— WHAT IS REQUIRED —
Write the records below out in full, character for character, with no pictures.

=== DATASET RECORDS ===

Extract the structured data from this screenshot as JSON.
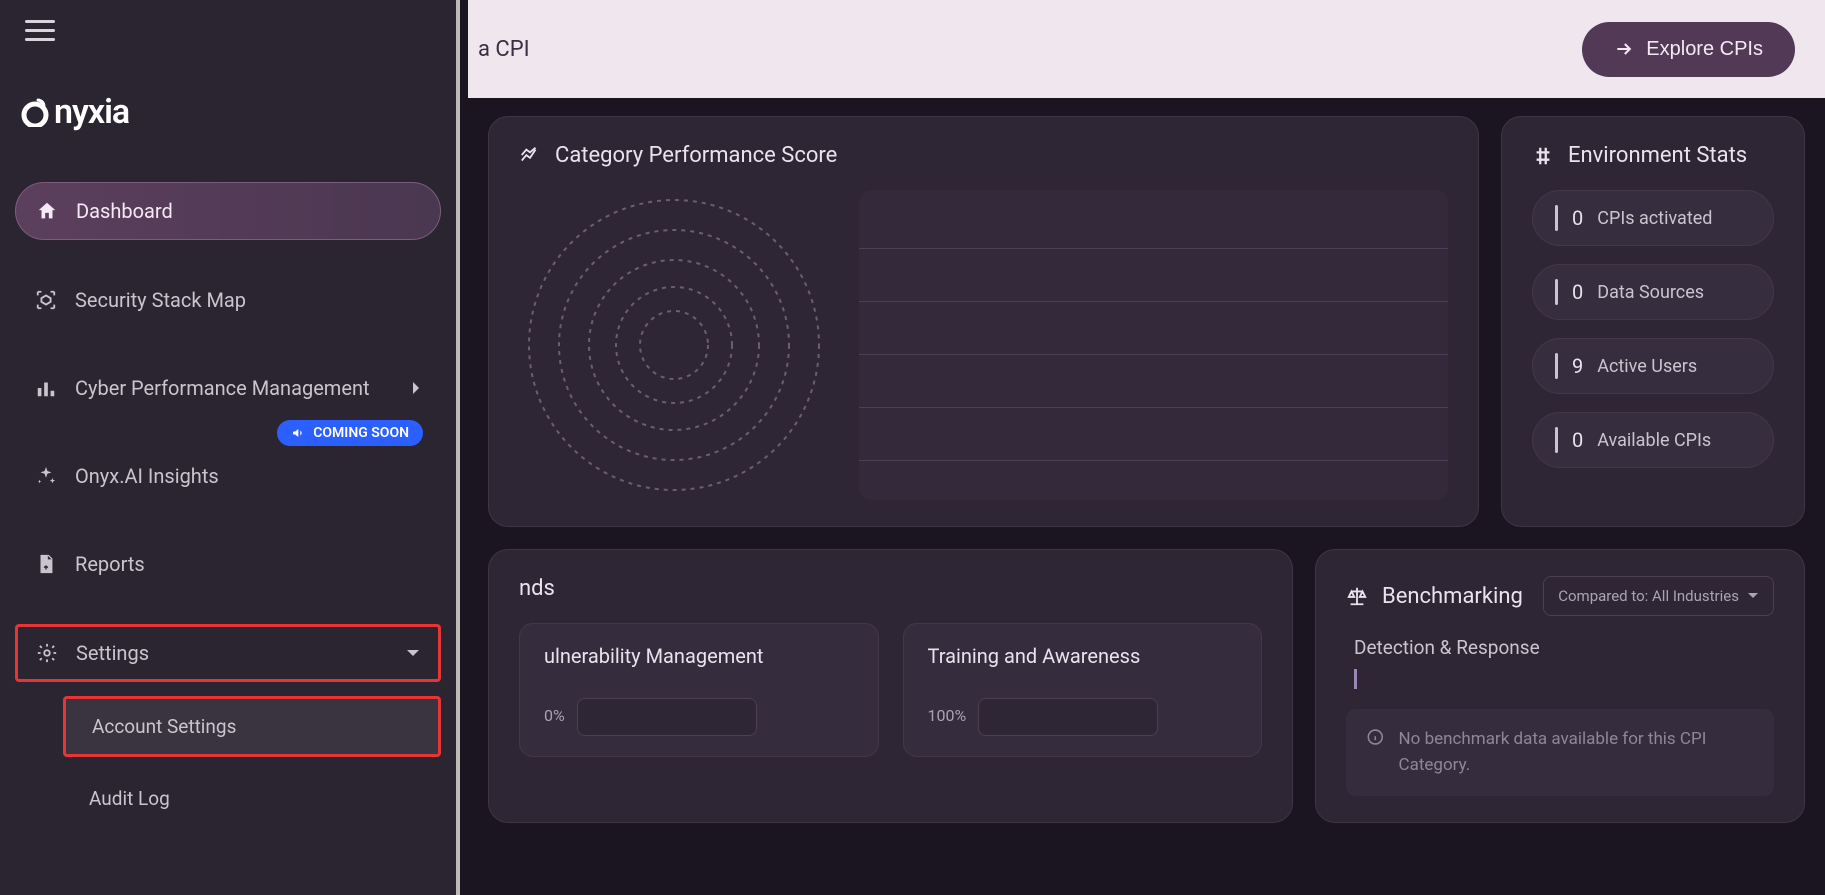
{
  "logo": "nyxia",
  "topbar": {
    "text": "a CPI",
    "explore_label": "Explore CPIs"
  },
  "sidebar": {
    "dashboard": "Dashboard",
    "stack_map": "Security Stack Map",
    "cyber_perf": "Cyber Performance Management",
    "insights": "Onyx.AI Insights",
    "coming_soon": "COMING SOON",
    "reports": "Reports",
    "settings": "Settings",
    "account_settings": "Account Settings",
    "audit_log": "Audit Log"
  },
  "perf": {
    "title": "Category Performance Score"
  },
  "env": {
    "title": "Environment Stats",
    "stats": [
      {
        "num": "0",
        "label": "CPIs activated"
      },
      {
        "num": "0",
        "label": "Data Sources"
      },
      {
        "num": "9",
        "label": "Active Users"
      },
      {
        "num": "0",
        "label": "Available CPIs"
      }
    ]
  },
  "trends": {
    "title": "nds",
    "tiles": [
      {
        "title": "ulnerability Management",
        "pct": "0%"
      },
      {
        "title": "Training and Awareness",
        "pct": "100%"
      }
    ]
  },
  "bench": {
    "title": "Benchmarking",
    "dropdown": "Compared to: All Industries",
    "subtitle": "Detection & Response",
    "empty": "No benchmark data available for this CPI Category."
  }
}
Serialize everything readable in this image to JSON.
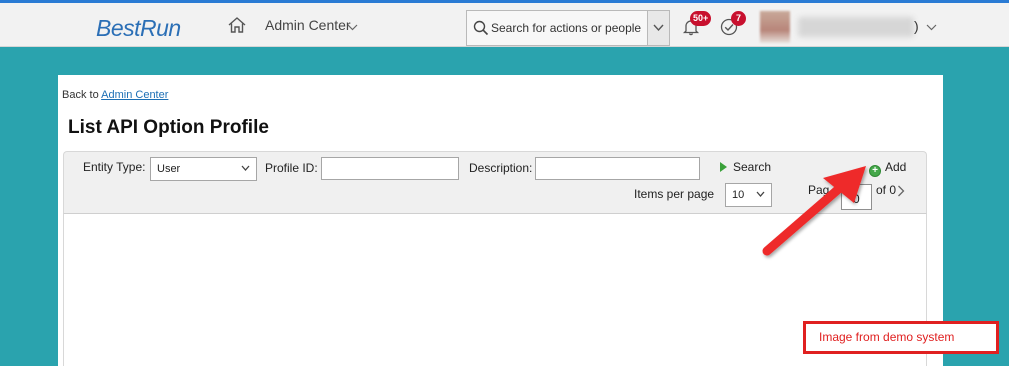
{
  "header": {
    "logo_text_a": "Best",
    "logo_text_b": "Run",
    "nav_label": "Admin Center",
    "search_placeholder": "Search for actions or people",
    "notifications_badge": "50+",
    "todo_badge": "7",
    "user_suffix": ")"
  },
  "breadcrumb": {
    "prefix": "Back to ",
    "link": "Admin Center"
  },
  "page": {
    "title": "List API Option Profile"
  },
  "filters": {
    "entity_type_label": "Entity Type:",
    "entity_type_value": "User",
    "profile_id_label": "Profile ID:",
    "profile_id_value": "",
    "description_label": "Description:",
    "description_value": "",
    "search_label": "Search",
    "add_label": "Add",
    "items_per_page_label": "Items per page",
    "items_per_page_value": "10",
    "page_label": "Pag",
    "page_value": "0",
    "of_total": "of 0"
  },
  "annotation": {
    "demo_label": "Image from demo system",
    "accent_color": "#e02020"
  },
  "icons": [
    "home-icon",
    "chevron-down-icon",
    "search-icon",
    "bell-icon",
    "todo-check-icon",
    "add-icon",
    "play-icon",
    "chevron-right-icon"
  ]
}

===

— EXERCISE ANSWER —
Extract the structured data from this screenshot as JSON.
{
  "logo": "nyxia",
  "topbar": {
    "text": "a CPI",
    "explore_label": "Explore CPIs"
  },
  "sidebar": {
    "dashboard": "Dashboard",
    "stack_map": "Security Stack Map",
    "cyber_perf": "Cyber Performance Management",
    "insights": "Onyx.AI Insights",
    "coming_soon": "COMING SOON",
    "reports": "Reports",
    "settings": "Settings",
    "account_settings": "Account Settings",
    "audit_log": "Audit Log"
  },
  "perf": {
    "title": "Category Performance Score"
  },
  "env": {
    "title": "Environment Stats",
    "stats": [
      {
        "num": "0",
        "label": "CPIs activated"
      },
      {
        "num": "0",
        "label": "Data Sources"
      },
      {
        "num": "9",
        "label": "Active Users"
      },
      {
        "num": "0",
        "label": "Available CPIs"
      }
    ]
  },
  "trends": {
    "title": "nds",
    "tiles": [
      {
        "title": "ulnerability Management",
        "pct": "0%"
      },
      {
        "title": "Training and Awareness",
        "pct": "100%"
      }
    ]
  },
  "bench": {
    "title": "Benchmarking",
    "dropdown": "Compared to: All Industries",
    "subtitle": "Detection & Response",
    "empty": "No benchmark data available for this CPI Category."
  }
}
Serialize everything readable in this image to JSON.
{
  "header": {
    "logo_text_a": "Best",
    "logo_text_b": "Run",
    "nav_label": "Admin Center",
    "search_placeholder": "Search for actions or people",
    "notifications_badge": "50+",
    "todo_badge": "7",
    "user_suffix": ")"
  },
  "breadcrumb": {
    "prefix": "Back to ",
    "link": "Admin Center"
  },
  "page": {
    "title": "List API Option Profile"
  },
  "filters": {
    "entity_type_label": "Entity Type:",
    "entity_type_value": "User",
    "profile_id_label": "Profile ID:",
    "profile_id_value": "",
    "description_label": "Description:",
    "description_value": "",
    "search_label": "Search",
    "add_label": "Add",
    "items_per_page_label": "Items per page",
    "items_per_page_value": "10",
    "page_label": "Pag",
    "page_value": "0",
    "of_total": "of 0"
  },
  "annotation": {
    "demo_label": "Image from demo system",
    "accent_color": "#e02020"
  },
  "icons": [
    "home-icon",
    "chevron-down-icon",
    "search-icon",
    "bell-icon",
    "todo-check-icon",
    "add-icon",
    "play-icon",
    "chevron-right-icon"
  ]
}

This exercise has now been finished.